**AIM**:
Copy every line of the records below word for word, leaving out the pictures.

Stored items:
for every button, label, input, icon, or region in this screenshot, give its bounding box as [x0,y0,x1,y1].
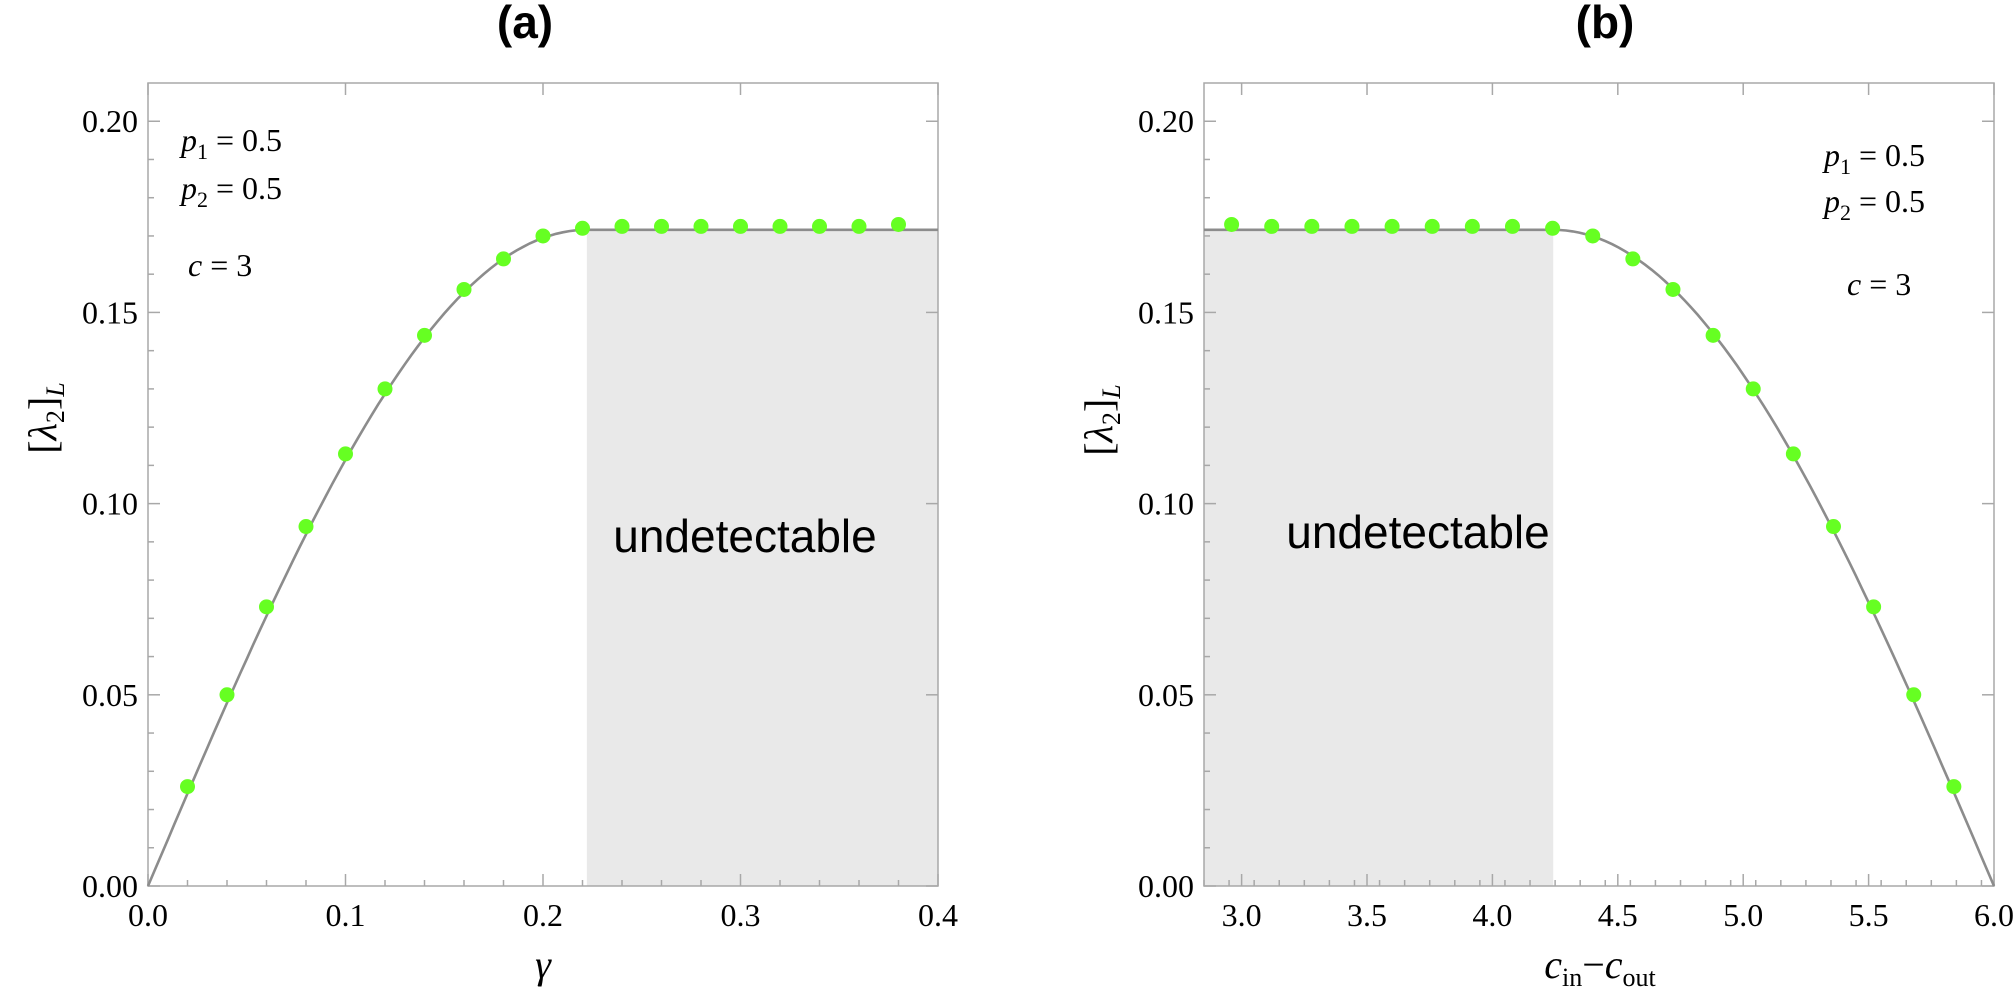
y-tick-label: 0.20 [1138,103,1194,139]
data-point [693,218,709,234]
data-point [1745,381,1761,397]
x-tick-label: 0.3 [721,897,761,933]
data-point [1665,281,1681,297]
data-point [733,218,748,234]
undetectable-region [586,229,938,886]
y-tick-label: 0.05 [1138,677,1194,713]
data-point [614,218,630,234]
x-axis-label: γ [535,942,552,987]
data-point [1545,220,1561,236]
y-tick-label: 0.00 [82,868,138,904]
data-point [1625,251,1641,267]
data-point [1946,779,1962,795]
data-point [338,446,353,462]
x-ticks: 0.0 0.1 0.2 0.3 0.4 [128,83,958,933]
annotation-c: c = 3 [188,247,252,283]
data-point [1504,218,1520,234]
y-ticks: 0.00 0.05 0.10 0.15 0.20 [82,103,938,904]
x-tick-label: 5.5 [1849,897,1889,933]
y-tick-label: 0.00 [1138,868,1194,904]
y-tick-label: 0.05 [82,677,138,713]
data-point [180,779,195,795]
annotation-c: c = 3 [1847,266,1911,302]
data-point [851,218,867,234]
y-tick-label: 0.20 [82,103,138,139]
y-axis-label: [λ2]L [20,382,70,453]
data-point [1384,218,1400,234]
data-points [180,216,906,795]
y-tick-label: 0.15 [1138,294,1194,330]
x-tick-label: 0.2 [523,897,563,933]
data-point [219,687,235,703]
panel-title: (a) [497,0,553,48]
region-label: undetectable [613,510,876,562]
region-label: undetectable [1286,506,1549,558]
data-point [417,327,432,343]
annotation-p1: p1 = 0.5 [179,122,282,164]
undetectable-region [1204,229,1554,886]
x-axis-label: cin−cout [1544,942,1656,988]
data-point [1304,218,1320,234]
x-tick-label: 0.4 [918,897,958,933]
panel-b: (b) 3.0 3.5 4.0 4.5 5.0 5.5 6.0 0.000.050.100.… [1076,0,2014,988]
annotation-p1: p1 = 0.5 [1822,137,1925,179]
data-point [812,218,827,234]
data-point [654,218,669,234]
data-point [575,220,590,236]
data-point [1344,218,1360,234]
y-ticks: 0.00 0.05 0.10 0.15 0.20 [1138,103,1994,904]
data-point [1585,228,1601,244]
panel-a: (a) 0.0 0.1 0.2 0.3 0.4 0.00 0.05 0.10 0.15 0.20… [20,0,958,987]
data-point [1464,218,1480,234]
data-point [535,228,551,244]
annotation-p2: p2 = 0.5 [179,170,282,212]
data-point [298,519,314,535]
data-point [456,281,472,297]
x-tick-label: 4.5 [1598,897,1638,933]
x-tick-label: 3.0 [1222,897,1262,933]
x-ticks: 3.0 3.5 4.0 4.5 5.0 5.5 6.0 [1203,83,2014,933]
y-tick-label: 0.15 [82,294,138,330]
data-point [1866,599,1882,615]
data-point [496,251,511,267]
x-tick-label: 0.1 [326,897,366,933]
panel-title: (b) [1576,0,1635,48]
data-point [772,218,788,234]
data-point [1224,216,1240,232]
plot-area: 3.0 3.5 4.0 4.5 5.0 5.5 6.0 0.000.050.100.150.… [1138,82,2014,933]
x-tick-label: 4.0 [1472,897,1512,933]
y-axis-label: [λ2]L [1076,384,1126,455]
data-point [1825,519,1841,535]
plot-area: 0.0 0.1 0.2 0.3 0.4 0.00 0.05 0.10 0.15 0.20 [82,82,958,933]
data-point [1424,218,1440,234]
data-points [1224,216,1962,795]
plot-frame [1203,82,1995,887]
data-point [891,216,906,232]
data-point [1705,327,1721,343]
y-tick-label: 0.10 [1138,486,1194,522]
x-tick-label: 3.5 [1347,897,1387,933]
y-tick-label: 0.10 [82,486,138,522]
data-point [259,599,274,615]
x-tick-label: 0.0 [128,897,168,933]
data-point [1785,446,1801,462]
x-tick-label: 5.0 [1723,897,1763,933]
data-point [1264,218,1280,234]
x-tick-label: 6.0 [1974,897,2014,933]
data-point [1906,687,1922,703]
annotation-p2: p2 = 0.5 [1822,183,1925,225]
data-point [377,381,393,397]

**WORKED ANSWER**:
for every button, label, input, icon, or region in this screenshot, give its bounding box as [x0,y0,x1,y1].
y-tick-label: 0.20 [1138,103,1194,139]
data-point [693,218,709,234]
data-point [1745,381,1761,397]
x-tick-label: 0.3 [721,897,761,933]
data-point [1665,281,1681,297]
data-point [733,218,748,234]
undetectable-region [586,229,938,886]
y-tick-label: 0.05 [1138,677,1194,713]
data-point [614,218,630,234]
x-axis-label: γ [535,942,552,987]
data-point [1545,220,1561,236]
y-tick-label: 0.00 [82,868,138,904]
data-point [1625,251,1641,267]
data-point [1946,779,1962,795]
data-point [338,446,353,462]
x-ticks: 0.0 0.1 0.2 0.3 0.4 [128,83,958,933]
annotation-c: c = 3 [188,247,252,283]
data-point [1504,218,1520,234]
y-ticks: 0.00 0.05 0.10 0.15 0.20 [82,103,938,904]
x-tick-label: 5.5 [1849,897,1889,933]
y-tick-label: 0.00 [1138,868,1194,904]
y-tick-label: 0.05 [82,677,138,713]
data-point [180,779,195,795]
annotation-c: c = 3 [1847,266,1911,302]
data-point [851,218,867,234]
y-tick-label: 0.20 [82,103,138,139]
y-axis-label: [λ2]L [20,382,70,453]
data-point [1384,218,1400,234]
data-points [180,216,906,795]
y-tick-label: 0.15 [1138,294,1194,330]
x-tick-label: 0.2 [523,897,563,933]
data-point [219,687,235,703]
panel-title: (a) [497,0,553,48]
region-label: undetectable [613,510,876,562]
region-label: undetectable [1286,506,1549,558]
data-point [417,327,432,343]
annotation-p1: p1 = 0.5 [179,122,282,164]
undetectable-region [1204,229,1554,886]
x-axis-label: cin−cout [1544,942,1656,988]
data-point [1304,218,1320,234]
x-tick-label: 0.4 [918,897,958,933]
panel-b: (b) 3.0 3.5 4.0 4.5 5.0 5.5 6.0 0.000.050.100.… [1076,0,2014,988]
annotation-p1: p1 = 0.5 [1822,137,1925,179]
data-point [812,218,827,234]
data-point [654,218,669,234]
data-point [575,220,590,236]
data-point [1344,218,1360,234]
y-ticks: 0.00 0.05 0.10 0.15 0.20 [1138,103,1994,904]
data-point [1585,228,1601,244]
panel-a: (a) 0.0 0.1 0.2 0.3 0.4 0.00 0.05 0.10 0.15 0.20… [20,0,958,987]
data-point [1464,218,1480,234]
data-point [535,228,551,244]
annotation-p2: p2 = 0.5 [179,170,282,212]
data-point [298,519,314,535]
data-point [456,281,472,297]
x-tick-label: 4.5 [1598,897,1638,933]
x-tick-label: 3.0 [1222,897,1262,933]
x-ticks: 3.0 3.5 4.0 4.5 5.0 5.5 6.0 [1203,83,2014,933]
y-tick-label: 0.15 [82,294,138,330]
data-point [1866,599,1882,615]
data-point [496,251,511,267]
x-tick-label: 0.1 [326,897,366,933]
panel-title: (b) [1576,0,1635,48]
data-point [772,218,788,234]
data-point [1224,216,1240,232]
plot-area: 3.0 3.5 4.0 4.5 5.0 5.5 6.0 0.000.050.100.150.… [1138,82,2014,933]
x-tick-label: 4.0 [1472,897,1512,933]
y-axis-label: [λ2]L [1076,384,1126,455]
data-point [1825,519,1841,535]
plot-area: 0.0 0.1 0.2 0.3 0.4 0.00 0.05 0.10 0.15 0.20 [82,82,958,933]
data-point [1424,218,1440,234]
data-points [1224,216,1962,795]
plot-frame [1203,82,1995,887]
data-point [891,216,906,232]
data-point [1705,327,1721,343]
y-tick-label: 0.10 [1138,486,1194,522]
x-tick-label: 3.5 [1347,897,1387,933]
y-tick-label: 0.10 [82,486,138,522]
data-point [259,599,274,615]
x-tick-label: 0.0 [128,897,168,933]
data-point [1785,446,1801,462]
x-tick-label: 5.0 [1723,897,1763,933]
data-point [1264,218,1280,234]
x-tick-label: 6.0 [1974,897,2014,933]
data-point [1906,687,1922,703]
annotation-p2: p2 = 0.5 [1822,183,1925,225]
data-point [377,381,393,397]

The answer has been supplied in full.